Output the material below in its entirety, exactly as given.

·····

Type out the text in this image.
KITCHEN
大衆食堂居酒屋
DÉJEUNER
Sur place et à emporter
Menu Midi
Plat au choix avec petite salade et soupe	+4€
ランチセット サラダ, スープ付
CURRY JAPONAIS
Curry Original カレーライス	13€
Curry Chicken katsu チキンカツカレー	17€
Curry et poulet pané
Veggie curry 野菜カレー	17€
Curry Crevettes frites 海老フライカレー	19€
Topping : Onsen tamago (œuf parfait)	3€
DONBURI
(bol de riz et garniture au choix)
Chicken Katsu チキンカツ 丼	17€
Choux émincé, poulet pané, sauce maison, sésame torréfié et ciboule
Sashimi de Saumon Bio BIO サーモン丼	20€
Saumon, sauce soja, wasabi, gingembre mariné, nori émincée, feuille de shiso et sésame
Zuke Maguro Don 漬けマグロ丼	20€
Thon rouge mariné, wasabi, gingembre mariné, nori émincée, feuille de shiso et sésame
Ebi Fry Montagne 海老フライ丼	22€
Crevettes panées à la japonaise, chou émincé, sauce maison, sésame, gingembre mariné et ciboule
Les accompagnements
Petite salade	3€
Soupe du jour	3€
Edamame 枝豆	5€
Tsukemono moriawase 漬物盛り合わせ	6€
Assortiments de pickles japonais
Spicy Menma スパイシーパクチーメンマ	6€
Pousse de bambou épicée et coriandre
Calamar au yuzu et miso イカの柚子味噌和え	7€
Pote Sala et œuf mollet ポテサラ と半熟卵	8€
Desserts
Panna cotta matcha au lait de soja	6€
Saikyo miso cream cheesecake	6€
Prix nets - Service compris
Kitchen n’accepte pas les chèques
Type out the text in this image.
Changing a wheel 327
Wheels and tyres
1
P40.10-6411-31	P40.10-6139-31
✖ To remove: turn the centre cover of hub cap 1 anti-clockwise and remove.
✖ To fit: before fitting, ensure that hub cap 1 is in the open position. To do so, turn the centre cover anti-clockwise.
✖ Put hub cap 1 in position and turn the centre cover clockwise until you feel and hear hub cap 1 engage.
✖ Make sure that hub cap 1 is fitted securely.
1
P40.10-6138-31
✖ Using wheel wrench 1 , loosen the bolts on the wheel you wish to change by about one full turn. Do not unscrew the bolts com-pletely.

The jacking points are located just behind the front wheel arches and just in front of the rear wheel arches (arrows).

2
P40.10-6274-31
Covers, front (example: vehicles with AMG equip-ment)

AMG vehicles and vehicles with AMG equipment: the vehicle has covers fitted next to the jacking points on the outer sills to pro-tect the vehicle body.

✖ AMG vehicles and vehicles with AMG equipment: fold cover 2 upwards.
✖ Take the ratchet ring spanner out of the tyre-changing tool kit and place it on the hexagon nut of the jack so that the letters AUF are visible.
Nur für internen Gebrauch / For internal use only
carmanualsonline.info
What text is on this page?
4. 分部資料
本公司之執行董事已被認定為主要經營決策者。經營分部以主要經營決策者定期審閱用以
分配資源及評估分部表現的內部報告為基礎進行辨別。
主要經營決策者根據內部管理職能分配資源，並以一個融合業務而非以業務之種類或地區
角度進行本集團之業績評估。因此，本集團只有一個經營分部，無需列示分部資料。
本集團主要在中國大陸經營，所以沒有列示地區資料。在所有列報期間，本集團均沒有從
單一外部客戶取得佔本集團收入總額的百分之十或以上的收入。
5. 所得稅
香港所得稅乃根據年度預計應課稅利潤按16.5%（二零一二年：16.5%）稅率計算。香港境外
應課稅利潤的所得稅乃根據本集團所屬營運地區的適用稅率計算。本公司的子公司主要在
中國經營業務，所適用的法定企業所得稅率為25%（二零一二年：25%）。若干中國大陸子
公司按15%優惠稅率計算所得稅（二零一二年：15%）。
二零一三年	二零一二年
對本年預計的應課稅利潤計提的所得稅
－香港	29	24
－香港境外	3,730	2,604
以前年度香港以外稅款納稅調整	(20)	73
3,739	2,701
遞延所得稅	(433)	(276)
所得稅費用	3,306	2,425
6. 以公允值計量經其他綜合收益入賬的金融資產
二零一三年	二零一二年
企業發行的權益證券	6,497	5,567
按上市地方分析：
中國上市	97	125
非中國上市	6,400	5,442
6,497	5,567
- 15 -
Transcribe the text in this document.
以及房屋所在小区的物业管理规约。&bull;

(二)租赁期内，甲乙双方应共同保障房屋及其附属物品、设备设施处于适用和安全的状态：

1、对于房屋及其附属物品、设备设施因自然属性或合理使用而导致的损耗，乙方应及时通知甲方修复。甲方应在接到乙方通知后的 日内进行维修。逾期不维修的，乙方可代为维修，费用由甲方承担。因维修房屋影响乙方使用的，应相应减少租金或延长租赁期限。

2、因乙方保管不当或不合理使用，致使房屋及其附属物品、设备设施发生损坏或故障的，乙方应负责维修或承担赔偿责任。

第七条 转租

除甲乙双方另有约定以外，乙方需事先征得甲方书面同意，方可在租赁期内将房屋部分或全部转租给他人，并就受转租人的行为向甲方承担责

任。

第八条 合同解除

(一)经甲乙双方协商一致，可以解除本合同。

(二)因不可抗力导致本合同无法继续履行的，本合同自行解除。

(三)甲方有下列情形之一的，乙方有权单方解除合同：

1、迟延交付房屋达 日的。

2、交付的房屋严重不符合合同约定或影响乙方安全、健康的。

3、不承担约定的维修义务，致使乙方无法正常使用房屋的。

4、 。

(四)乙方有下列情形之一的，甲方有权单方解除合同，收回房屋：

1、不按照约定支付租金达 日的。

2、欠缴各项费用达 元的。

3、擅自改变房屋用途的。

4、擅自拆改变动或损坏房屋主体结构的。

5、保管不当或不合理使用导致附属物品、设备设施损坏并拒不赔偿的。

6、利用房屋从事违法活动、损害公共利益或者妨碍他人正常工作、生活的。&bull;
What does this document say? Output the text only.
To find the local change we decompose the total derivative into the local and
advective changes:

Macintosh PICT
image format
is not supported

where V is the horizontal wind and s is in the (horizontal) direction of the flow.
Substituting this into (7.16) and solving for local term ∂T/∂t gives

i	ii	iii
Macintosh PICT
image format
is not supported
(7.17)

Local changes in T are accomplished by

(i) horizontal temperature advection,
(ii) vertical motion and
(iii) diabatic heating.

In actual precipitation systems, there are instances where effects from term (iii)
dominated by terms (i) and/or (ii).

·····

### Solution to this problem
Type out the text in this image.
KITCHEN
大衆食堂居酒屋
DÉJEUNER
Sur place et à emporter
Menu Midi
Plat au choix avec petite salade et soupe	+4€
ランチセット サラダ, スープ付
CURRY JAPONAIS
Curry Original カレーライス	13€
Curry Chicken katsu チキンカツカレー	17€
Curry et poulet pané
Veggie curry 野菜カレー	17€
Curry Crevettes frites 海老フライカレー	19€
Topping : Onsen tamago (œuf parfait)	3€
DONBURI
(bol de riz et garniture au choix)
Chicken Katsu チキンカツ 丼	17€
Choux émincé, poulet pané, sauce maison, sésame torréfié et ciboule
Sashimi de Saumon Bio BIO サーモン丼	20€
Saumon, sauce soja, wasabi, gingembre mariné, nori émincée, feuille de shiso et sésame
Zuke Maguro Don 漬けマグロ丼	20€
Thon rouge mariné, wasabi, gingembre mariné, nori émincée, feuille de shiso et sésame
Ebi Fry Montagne 海老フライ丼	22€
Crevettes panées à la japonaise, chou émincé, sauce maison, sésame, gingembre mariné et ciboule
Les accompagnements
Petite salade	3€
Soupe du jour	3€
Edamame 枝豆	5€
Tsukemono moriawase 漬物盛り合わせ	6€
Assortiments de pickles japonais
Spicy Menma スパイシーパクチーメンマ	6€
Pousse de bambou épicée et coriandre
Calamar au yuzu et miso イカの柚子味噌和え	7€
Pote Sala et œuf mollet ポテサラ と半熟卵	8€
Desserts
Panna cotta matcha au lait de soja	6€
Saikyo miso cream cheesecake	6€
Prix nets - Service compris
Kitchen n’accepte pas les chèques
Type out the text in this image.
Changing a wheel 327
Wheels and tyres
1
P40.10-6411-31	P40.10-6139-31
✖ To remove: turn the centre cover of hub cap 1 anti-clockwise and remove.
✖ To fit: before fitting, ensure that hub cap 1 is in the open position. To do so, turn the centre cover anti-clockwise.
✖ Put hub cap 1 in position and turn the centre cover clockwise until you feel and hear hub cap 1 engage.
✖ Make sure that hub cap 1 is fitted securely.
1
P40.10-6138-31
✖ Using wheel wrench 1 , loosen the bolts on the wheel you wish to change by about one full turn. Do not unscrew the bolts com-pletely.

The jacking points are located just behind the front wheel arches and just in front of the rear wheel arches (arrows).

2
P40.10-6274-31
Covers, front (example: vehicles with AMG equip-ment)

AMG vehicles and vehicles with AMG equipment: the vehicle has covers fitted next to the jacking points on the outer sills to pro-tect the vehicle body.

✖ AMG vehicles and vehicles with AMG equipment: fold cover 2 upwards.
✖ Take the ratchet ring spanner out of the tyre-changing tool kit and place it on the hexagon nut of the jack so that the letters AUF are visible.
Nur für internen Gebrauch / For internal use only
carmanualsonline.info
What text is on this page?
4. 分部資料
本公司之執行董事已被認定為主要經營決策者。經營分部以主要經營決策者定期審閱用以
分配資源及評估分部表現的內部報告為基礎進行辨別。
主要經營決策者根據內部管理職能分配資源，並以一個融合業務而非以業務之種類或地區
角度進行本集團之業績評估。因此，本集團只有一個經營分部，無需列示分部資料。
本集團主要在中國大陸經營，所以沒有列示地區資料。在所有列報期間，本集團均沒有從
單一外部客戶取得佔本集團收入總額的百分之十或以上的收入。
5. 所得稅
香港所得稅乃根據年度預計應課稅利潤按16.5%（二零一二年：16.5%）稅率計算。香港境外
應課稅利潤的所得稅乃根據本集團所屬營運地區的適用稅率計算。本公司的子公司主要在
中國經營業務，所適用的法定企業所得稅率為25%（二零一二年：25%）。若干中國大陸子
公司按15%優惠稅率計算所得稅（二零一二年：15%）。
二零一三年	二零一二年
對本年預計的應課稅利潤計提的所得稅
－香港	29	24
－香港境外	3,730	2,604
以前年度香港以外稅款納稅調整	(20)	73
3,739	2,701
遞延所得稅	(433)	(276)
所得稅費用	3,306	2,425
6. 以公允值計量經其他綜合收益入賬的金融資產
二零一三年	二零一二年
企業發行的權益證券	6,497	5,567
按上市地方分析：
中國上市	97	125
非中國上市	6,400	5,442
6,497	5,567
- 15 -
Transcribe the text in this document.
以及房屋所在小区的物业管理规约。&bull;

(二)租赁期内，甲乙双方应共同保障房屋及其附属物品、设备设施处于适用和安全的状态：

1、对于房屋及其附属物品、设备设施因自然属性或合理使用而导致的损耗，乙方应及时通知甲方修复。甲方应在接到乙方通知后的 日内进行维修。逾期不维修的，乙方可代为维修，费用由甲方承担。因维修房屋影响乙方使用的，应相应减少租金或延长租赁期限。

2、因乙方保管不当或不合理使用，致使房屋及其附属物品、设备设施发生损坏或故障的，乙方应负责维修或承担赔偿责任。

第七条 转租

除甲乙双方另有约定以外，乙方需事先征得甲方书面同意，方可在租赁期内将房屋部分或全部转租给他人，并就受转租人的行为向甲方承担责

任。

第八条 合同解除

(一)经甲乙双方协商一致，可以解除本合同。

(二)因不可抗力导致本合同无法继续履行的，本合同自行解除。

(三)甲方有下列情形之一的，乙方有权单方解除合同：

1、迟延交付房屋达 日的。

2、交付的房屋严重不符合合同约定或影响乙方安全、健康的。

3、不承担约定的维修义务，致使乙方无法正常使用房屋的。

4、 。

(四)乙方有下列情形之一的，甲方有权单方解除合同，收回房屋：

1、不按照约定支付租金达 日的。

2、欠缴各项费用达 元的。

3、擅自改变房屋用途的。

4、擅自拆改变动或损坏房屋主体结构的。

5、保管不当或不合理使用导致附属物品、设备设施损坏并拒不赔偿的。

6、利用房屋从事违法活动、损害公共利益或者妨碍他人正常工作、生活的。&bull;
What does this document say? Output the text only.
To find the local change we decompose the total derivative into the local and
advective changes:

Macintosh PICT
image format
is not supported

where V is the horizontal wind and s is in the (horizontal) direction of the flow.
Substituting this into (7.16) and solving for local term ∂T/∂t gives

i	ii	iii
Macintosh PICT
image format
is not supported
(7.17)

Local changes in T are accomplished by

(i) horizontal temperature advection,
(ii) vertical motion and
(iii) diabatic heating.

In actual precipitation systems, there are instances where effects from term (iii)
dominated by terms (i) and/or (ii).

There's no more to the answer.